INSTRUCTIONS FOR THE TASK
Each entry here needs to be set down again exactly, please; pictures are left out.
= = =
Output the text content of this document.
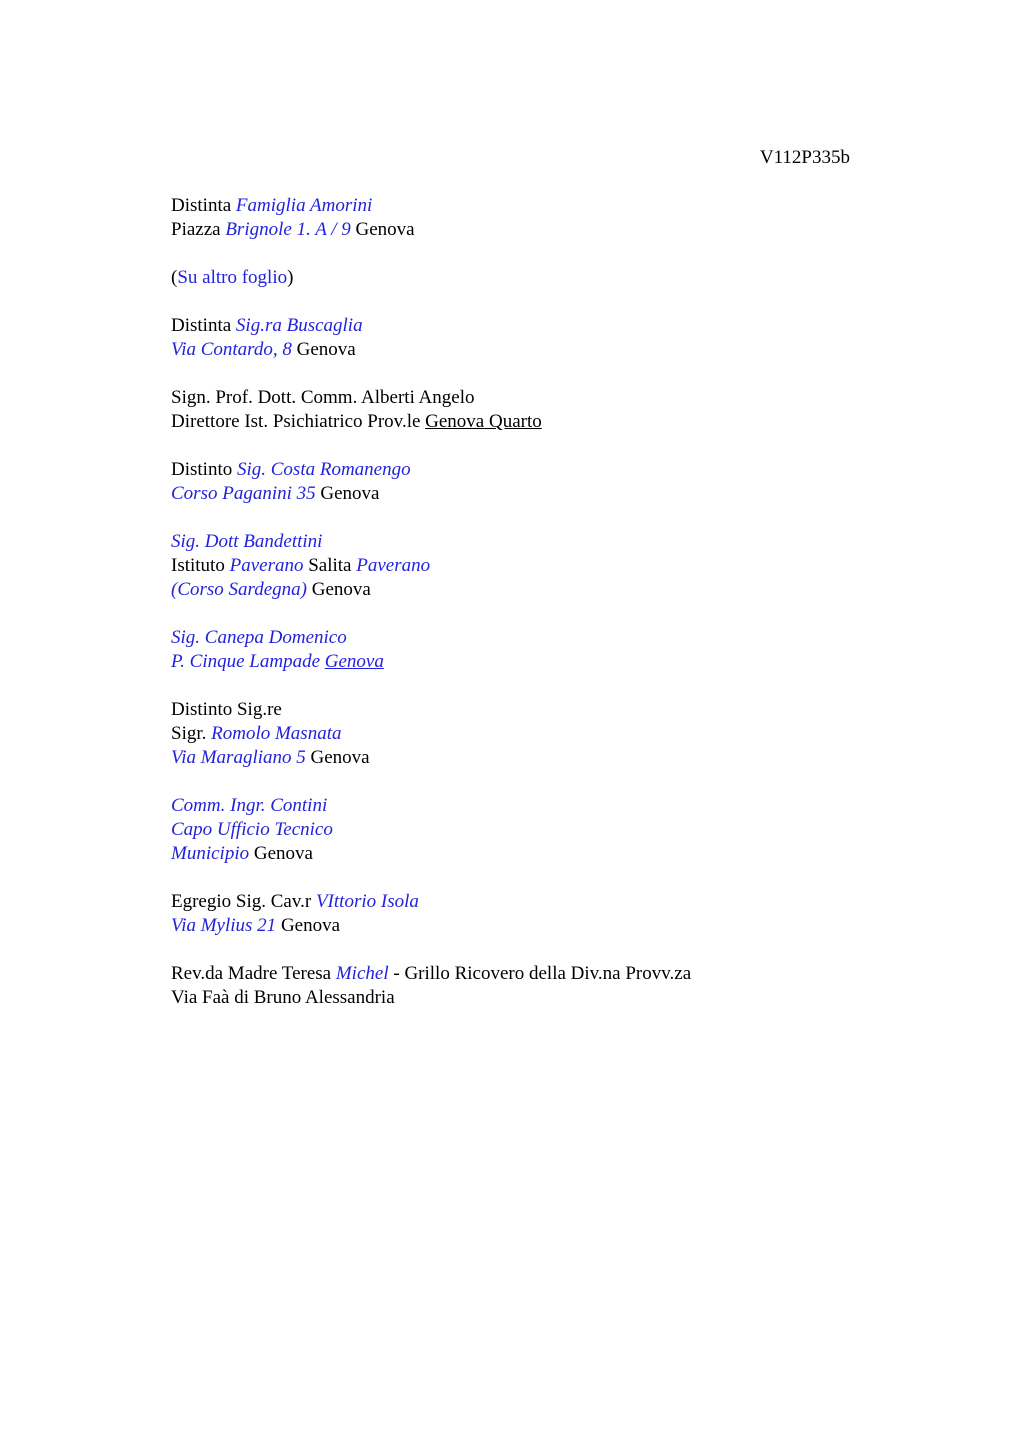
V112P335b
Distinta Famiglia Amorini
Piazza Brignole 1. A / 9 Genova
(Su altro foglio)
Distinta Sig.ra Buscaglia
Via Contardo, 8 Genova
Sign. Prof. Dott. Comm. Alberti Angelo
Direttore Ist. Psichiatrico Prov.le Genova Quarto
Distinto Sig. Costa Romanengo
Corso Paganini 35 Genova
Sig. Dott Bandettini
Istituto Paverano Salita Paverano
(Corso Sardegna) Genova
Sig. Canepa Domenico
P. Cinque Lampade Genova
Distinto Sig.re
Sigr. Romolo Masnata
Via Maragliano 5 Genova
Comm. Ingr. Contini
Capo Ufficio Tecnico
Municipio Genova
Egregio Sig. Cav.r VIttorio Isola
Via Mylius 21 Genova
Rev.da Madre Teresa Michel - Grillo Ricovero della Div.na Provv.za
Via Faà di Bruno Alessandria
= = =
TASK RESULT
Output the text content of this document.
V112P335b
Distinta Famiglia Amorini
Piazza Brignole 1. A / 9 Genova
(Su altro foglio)
Distinta Sig.ra Buscaglia
Via Contardo, 8 Genova
Sign. Prof. Dott. Comm. Alberti Angelo
Direttore Ist. Psichiatrico Prov.le Genova Quarto
Distinto Sig. Costa Romanengo
Corso Paganini 35 Genova
Sig. Dott Bandettini
Istituto Paverano Salita Paverano
(Corso Sardegna) Genova
Sig. Canepa Domenico
P. Cinque Lampade Genova
Distinto Sig.re
Sigr. Romolo Masnata
Via Maragliano 5 Genova
Comm. Ingr. Contini
Capo Ufficio Tecnico
Municipio Genova
Egregio Sig. Cav.r VIttorio Isola
Via Mylius 21 Genova
Rev.da Madre Teresa Michel - Grillo Ricovero della Div.na Provv.za
Via Faà di Bruno Alessandria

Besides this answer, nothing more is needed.